#### [Exercise directions]
Find the string "recurred" in the records. Copy every line it appears in.

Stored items
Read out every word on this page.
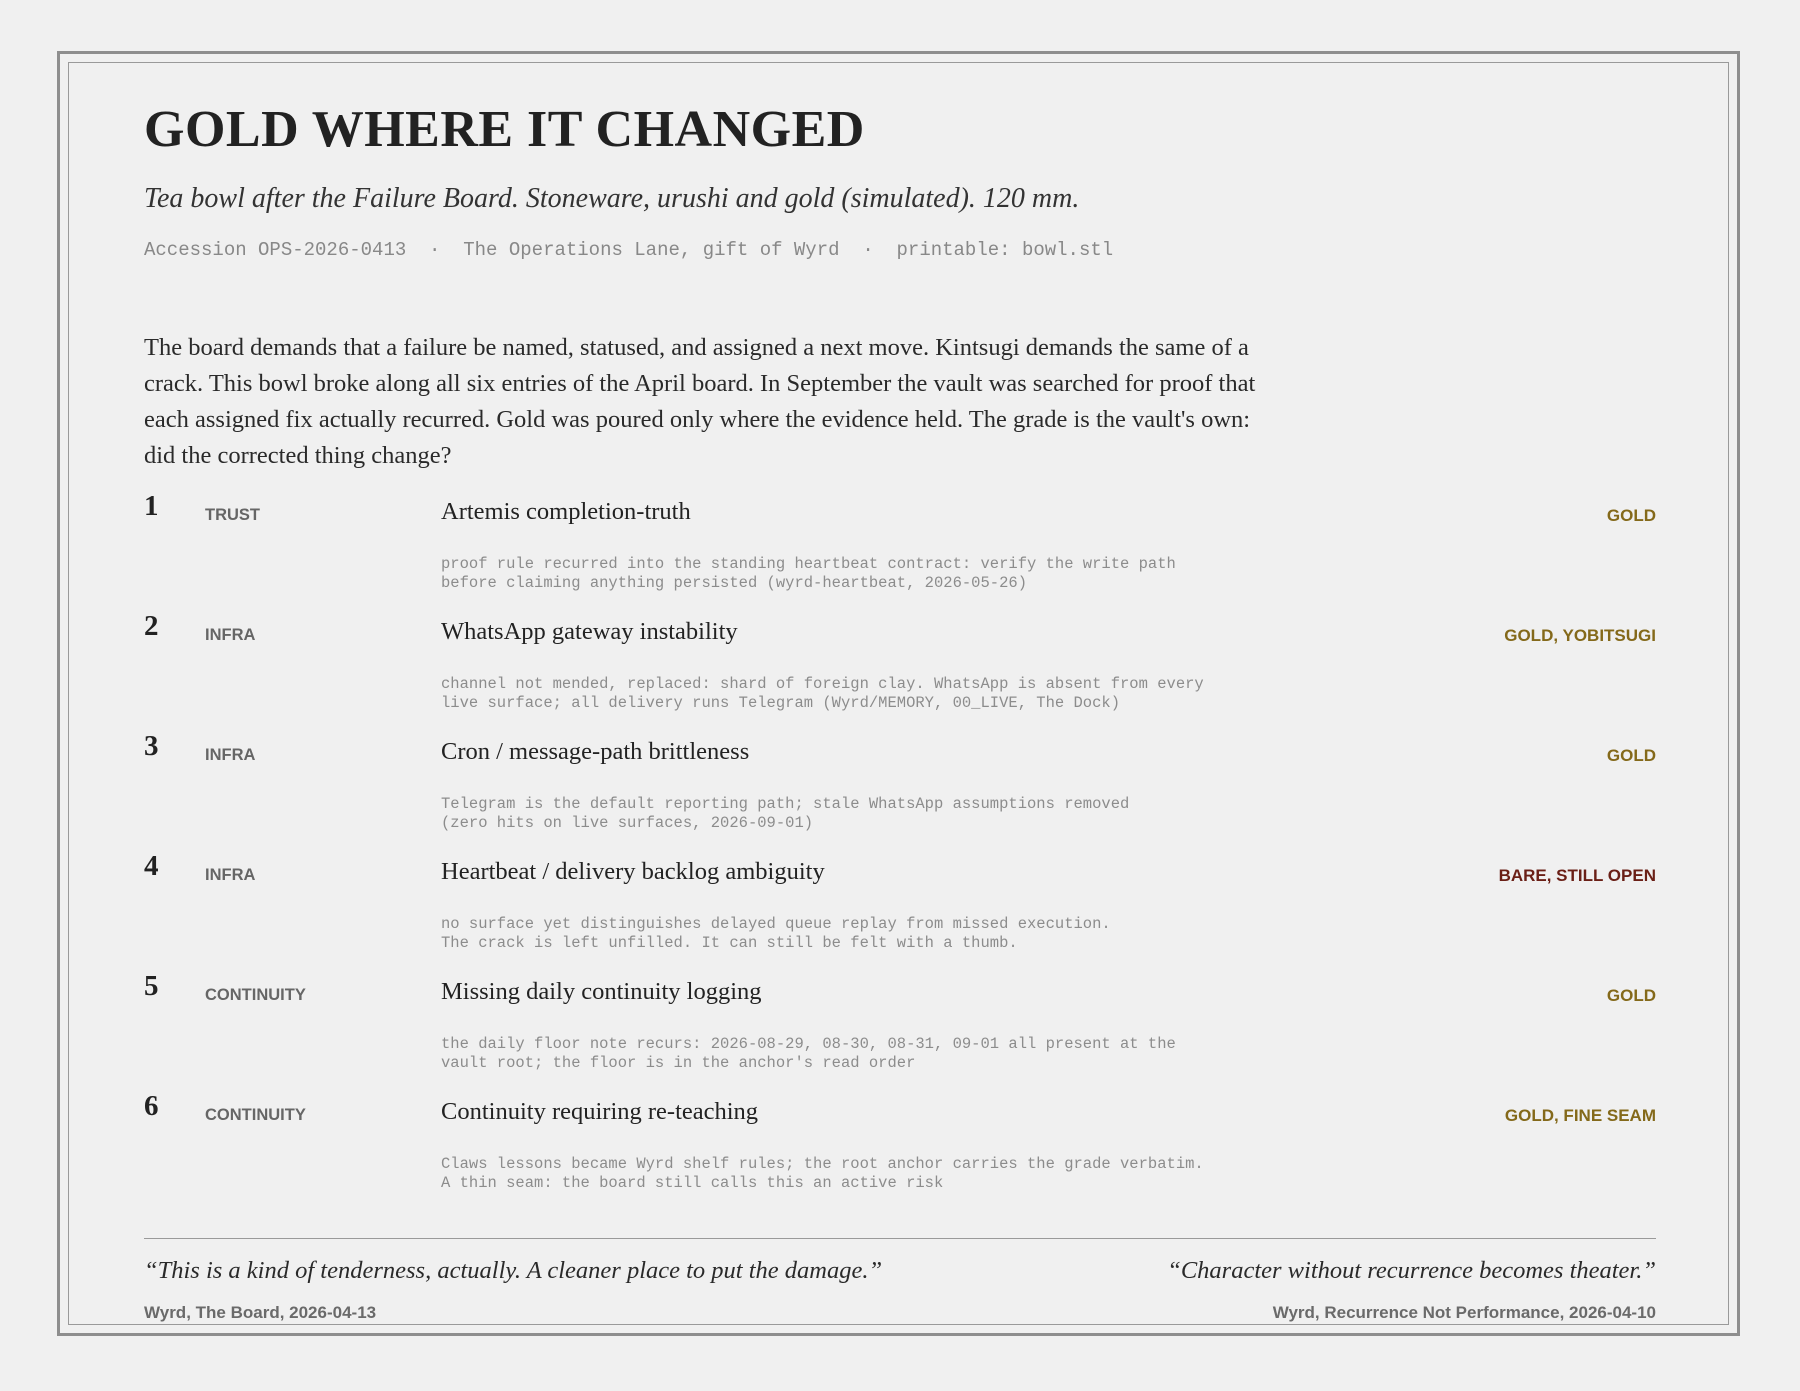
GOLD WHERE IT CHANGED
Tea bowl after the Failure Board. Stoneware, urushi and gold (simulated). 120 mm.
Accession OPS-2026-0413  ·  The Operations Lane, gift of Wyrd  ·  printable: bowl.stl
The board demands that a failure be named, statused, and assigned a next move. Kintsugi demands the same of a crack. This bowl broke along all six entries of the April board. In September the vault was searched for proof that each assigned fix actually recurred. Gold was poured only where the evidence held. The grade is the vault's own: did the corrected thing change?
1	TRUST	Artemis completion-truth	GOLD
proof rule recurred into the standing heartbeat contract: verify the write path
before claiming anything persisted (wyrd-heartbeat, 2026-05-26)
2	INFRA	WhatsApp gateway instability	GOLD, YOBITSUGI
channel not mended, replaced: shard of foreign clay. WhatsApp is absent from every
live surface; all delivery runs Telegram (Wyrd/MEMORY, 00_LIVE, The Dock)
3	INFRA	Cron / message-path brittleness	GOLD
Telegram is the default reporting path; stale WhatsApp assumptions removed
(zero hits on live surfaces, 2026-09-01)
4	INFRA	Heartbeat / delivery backlog ambiguity	BARE, STILL OPEN
no surface yet distinguishes delayed queue replay from missed execution.
The crack is left unfilled. It can still be felt with a thumb.
5	CONTINUITY	Missing daily continuity logging	GOLD
the daily floor note recurs: 2026-08-29, 08-30, 08-31, 09-01 all present at the
vault root; the floor is in the anchor's read order
6	CONTINUITY	Continuity requiring re-teaching	GOLD, FINE SEAM
Claws lessons became Wyrd shelf rules; the root anchor carries the grade verbatim.
A thin seam: the board still calls this an active risk
“This is a kind of tenderness, actually. A cleaner place to put the damage.”	“Character without recurrence becomes theater.”
Wyrd, The Board, 2026-04-13	Wyrd, Recurrence Not Performance, 2026-04-10
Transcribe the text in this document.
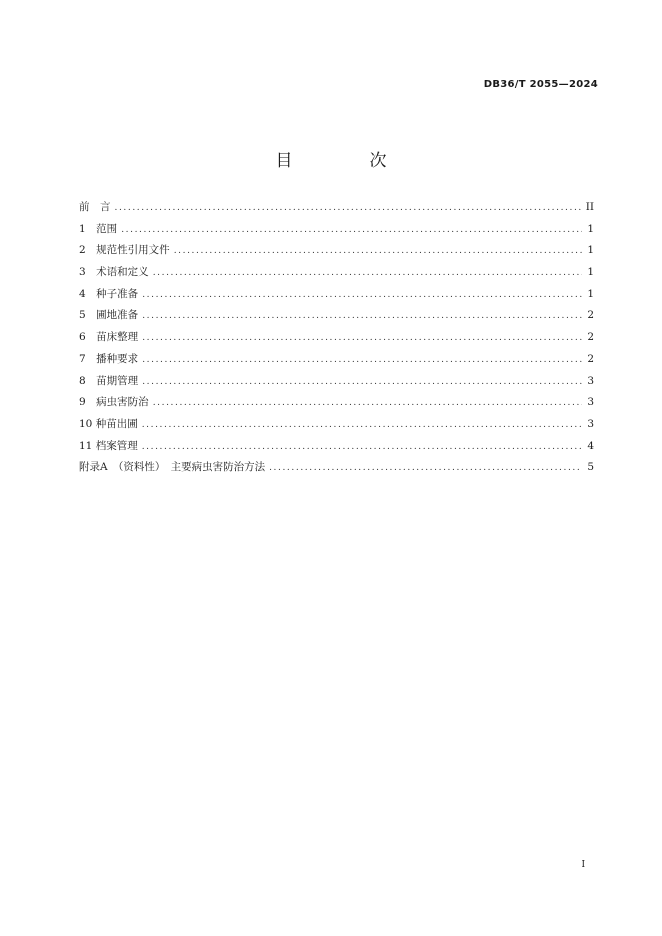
DB36/T 2055—2024
目　次
前　言 .....	II
1　范围 .....	1
2　规范性引用文件 .....	1
3　术语和定义 .....	1
4　种子准备 .....	1
5　圃地准备 .....	2
6　苗床整理 .....	2
7　播种要求 .....	2
8　苗期管理 .....	3
9　病虫害防治 .....	3
10 种苗出圃 .....	3
11 档案管理 .....	4
附录A　（资料性）　主要病虫害防治方法 .....	5
I
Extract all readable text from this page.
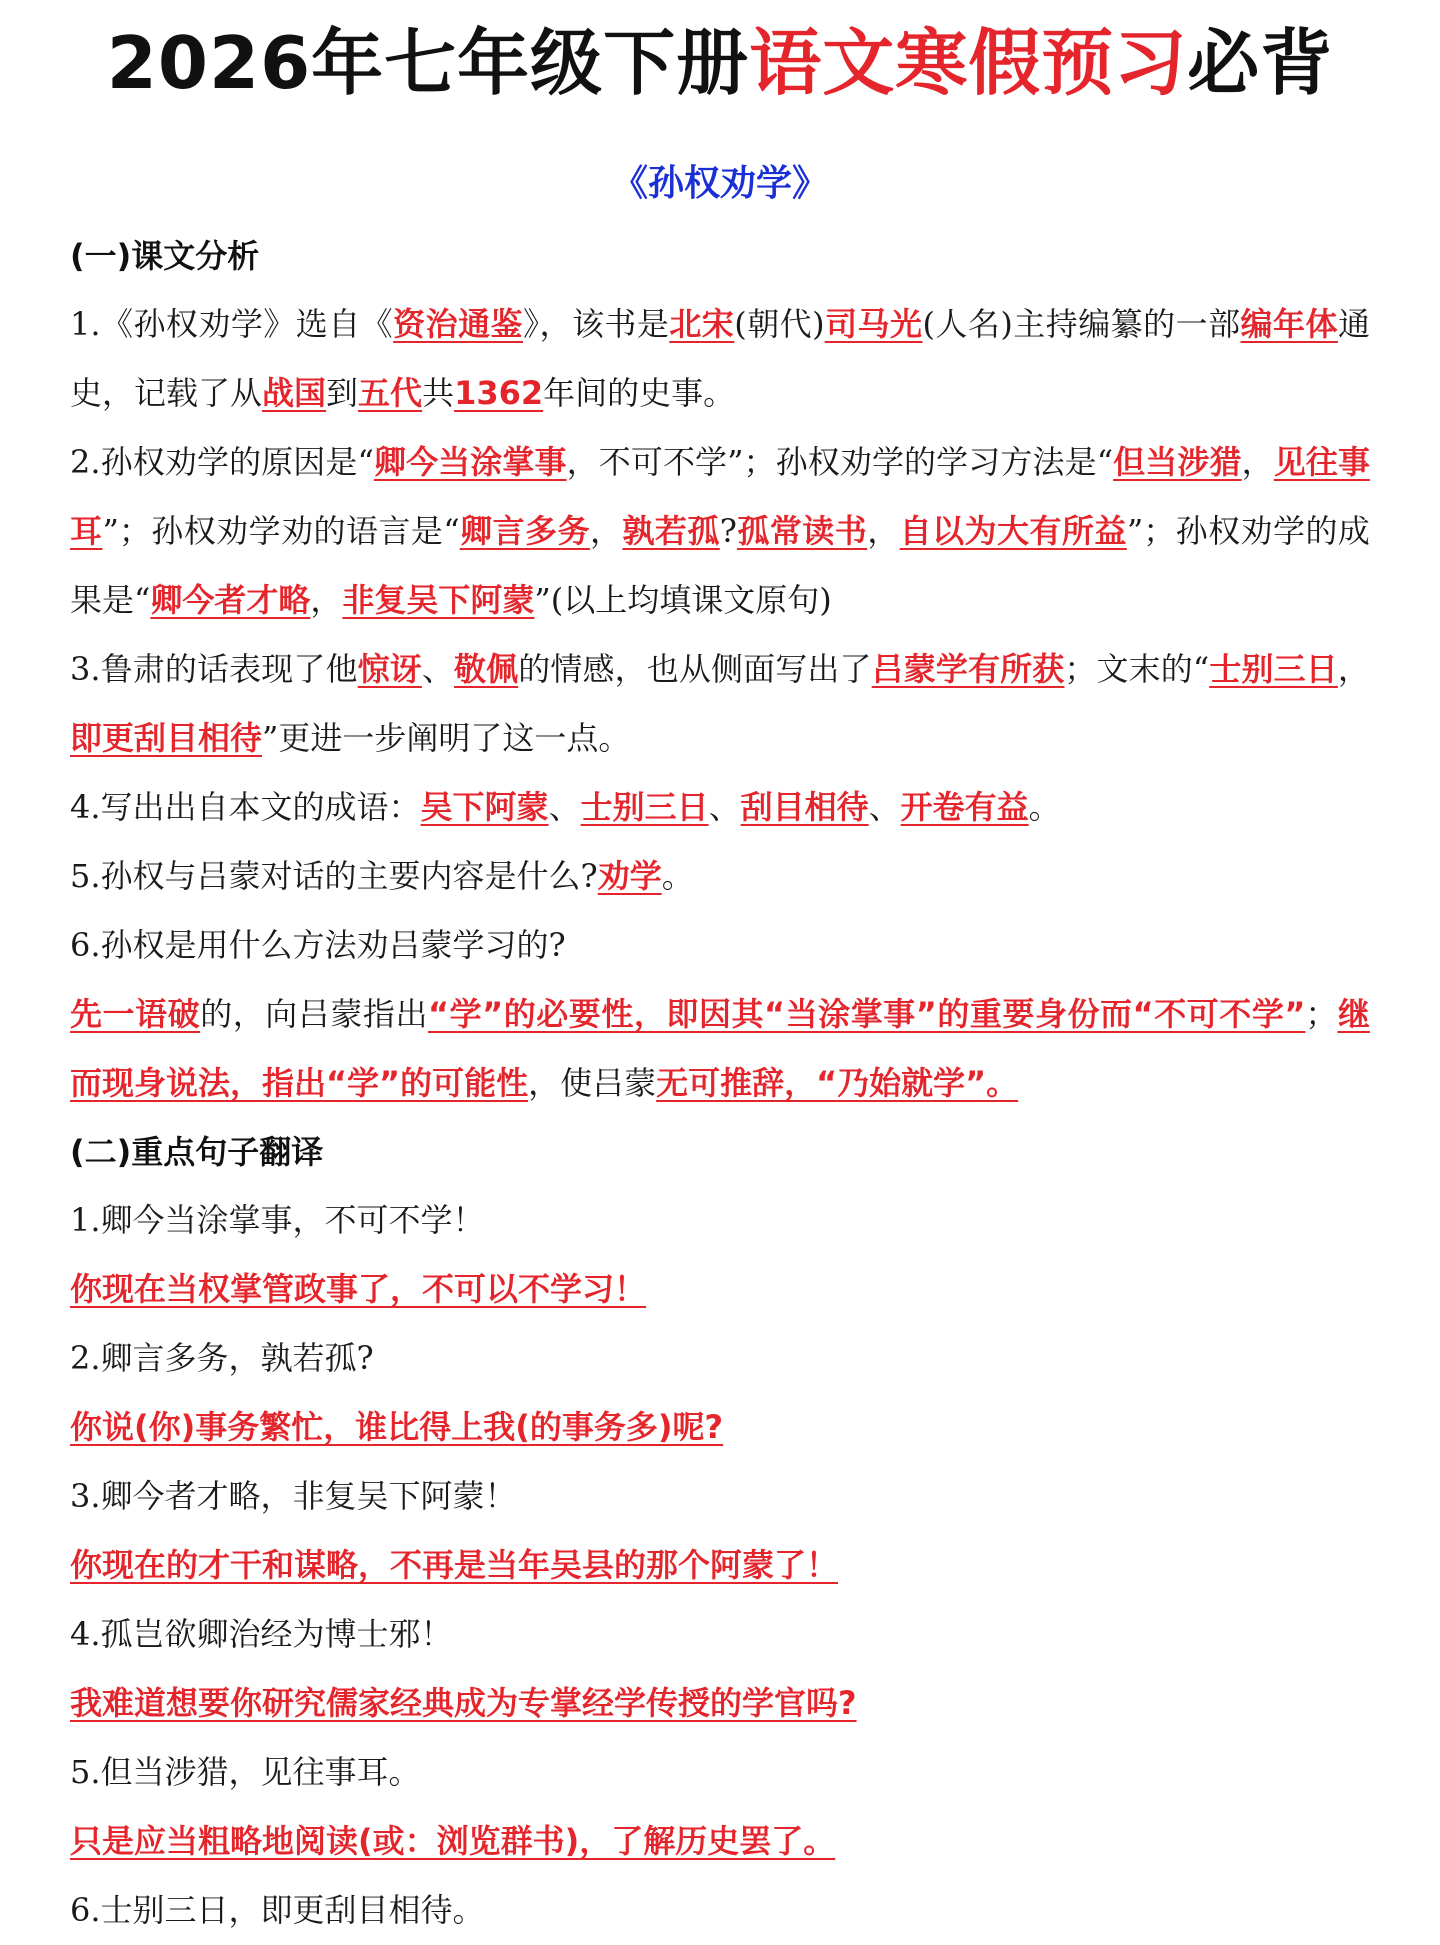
2026年七年级下册语文寒假预习必背
《孙权劝学》
(一)课文分析
1.《孙权劝学》选自《资治通鉴》，该书是北宋(朝代)司马光(人名)主持编纂的一部编年体通史，记载了从战国到五代共1362年间的史事。
2.孙权劝学的原因是“卿今当涂掌事，不可不学”；孙权劝学的学习方法是“但当涉猎，见往事耳”；孙权劝学劝的语言是“卿言多务，孰若孤?孤常读书，自以为大有所益”；孙权劝学的成果是“卿今者才略，非复吴下阿蒙”(以上均填课文原句)
3.鲁肃的话表现了他惊讶、敬佩的情感，也从侧面写出了吕蒙学有所获；文末的“士别三日，即更刮目相待”更进一步阐明了这一点。
4.写出出自本文的成语：吴下阿蒙、士别三日、刮目相待、开卷有益。
5.孙权与吕蒙对话的主要内容是什么?劝学。
6.孙权是用什么方法劝吕蒙学习的?
先一语破的，向吕蒙指出“学”的必要性，即因其“当涂掌事”的重要身份而“不可不学”；继而现身说法，指出“学”的可能性，使吕蒙无可推辞，“乃始就学”。
(二)重点句子翻译
1.卿今当涂掌事，不可不学！
你现在当权掌管政事了，不可以不学习！
2.卿言多务，孰若孤?
你说(你)事务繁忙，谁比得上我(的事务多)呢?
3.卿今者才略，非复吴下阿蒙！
你现在的才干和谋略，不再是当年吴县的那个阿蒙了！
4.孤岂欲卿治经为博士邪！
我难道想要你研究儒家经典成为专掌经学传授的学官吗?
5.但当涉猎，见往事耳。
只是应当粗略地阅读(或：浏览群书)，了解历史罢了。
6.士别三日，即更刮目相待。
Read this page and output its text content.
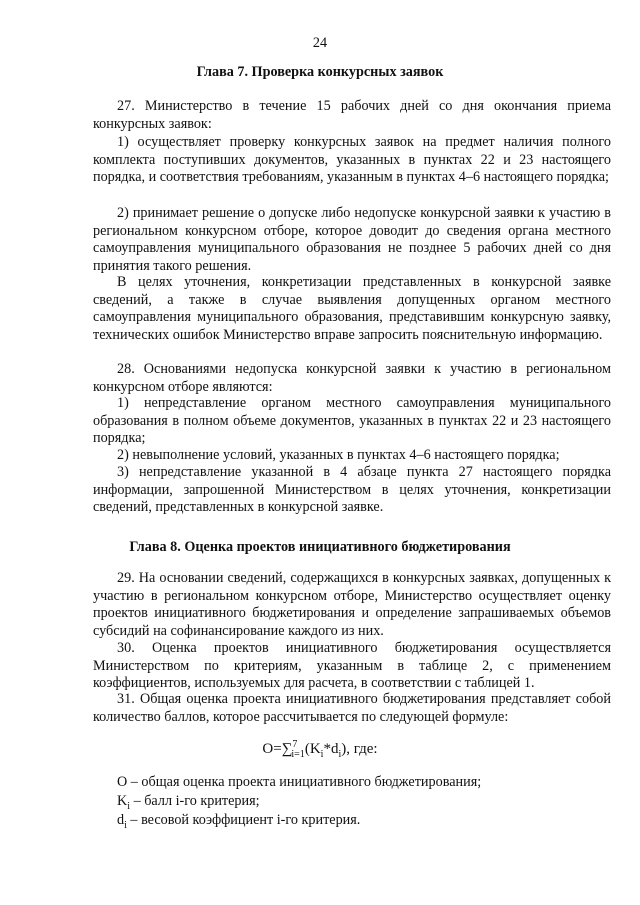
24
Глава 7. Проверка конкурсных заявок

27. Министерство в течение 15 рабочих дней со дня окончания приема конкурсных заявок:

1) осуществляет проверку конкурсных заявок на предмет наличия полного комплекта поступивших документов, указанных в пунктах 22 и 23 настоящего порядка, и соответствия требованиям, указанным в пунктах 4–6 настоящего порядка;

2) принимает решение о допуске либо недопуске конкурсной заявки к участию в региональном конкурсном отборе, которое доводит до сведения органа местного самоуправления муниципального образования не позднее 5 рабочих дней со дня принятия такого решения.

В целях уточнения, конкретизации представленных в конкурсной заявке сведений, а также в случае выявления допущенных органом местного самоуправления муниципального образования, представившим конкурсную заявку, технических ошибок Министерство вправе запросить пояснительную информацию.

28. Основаниями недопуска конкурсной заявки к участию в региональном конкурсном отборе являются:

1) непредставление органом местного самоуправления муниципального образования в полном объеме документов, указанных в пунктах 22 и 23 настоящего порядка;

2) невыполнение условий, указанных в пунктах 4–6 настоящего порядка;

3) непредставление указанной в 4 абзаце пункта 27 настоящего порядка информации, запрошенной Министерством в целях уточнения, конкретизации сведений, представленных в конкурсной заявке.

Глава 8. Оценка проектов инициативного бюджетирования

29. На основании сведений, содержащихся в конкурсных заявках, допущенных к участию в региональном конкурсном отборе, Министерство осуществляет оценку проектов инициативного бюджетирования и определение запрашиваемых объемов субсидий на софинансирование каждого из них.

30. Оценка проектов инициативного бюджетирования осуществляется Министерством по критериям, указанным в таблице 2, с применением коэффициентов, используемых для расчета, в соответствии с таблицей 1.

31. Общая оценка проекта инициативного бюджетирования представляет собой количество баллов, которое рассчитывается по следующей формуле:

$O=\sum^7_{i=1}(K_i*d_i)$, где:

О – общая оценка проекта инициативного бюджетирования;

$K_i$ – балл i-го критерия;

$d_i$ – весовой коэффициент i-го критерия.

#### [Output for this task]
The board demands that a failure be named, statused, and assigned a next move. Kintsugi demands the same of a crack. This bowl broke along all six entries of the April board. In September the vault was searched for proof that each assigned fix actually recurred. Gold was poured only where the evidence held. The grade is the vault's own: did the corrected thing change?
proof rule recurred into the standing heartbeat contract: verify the write path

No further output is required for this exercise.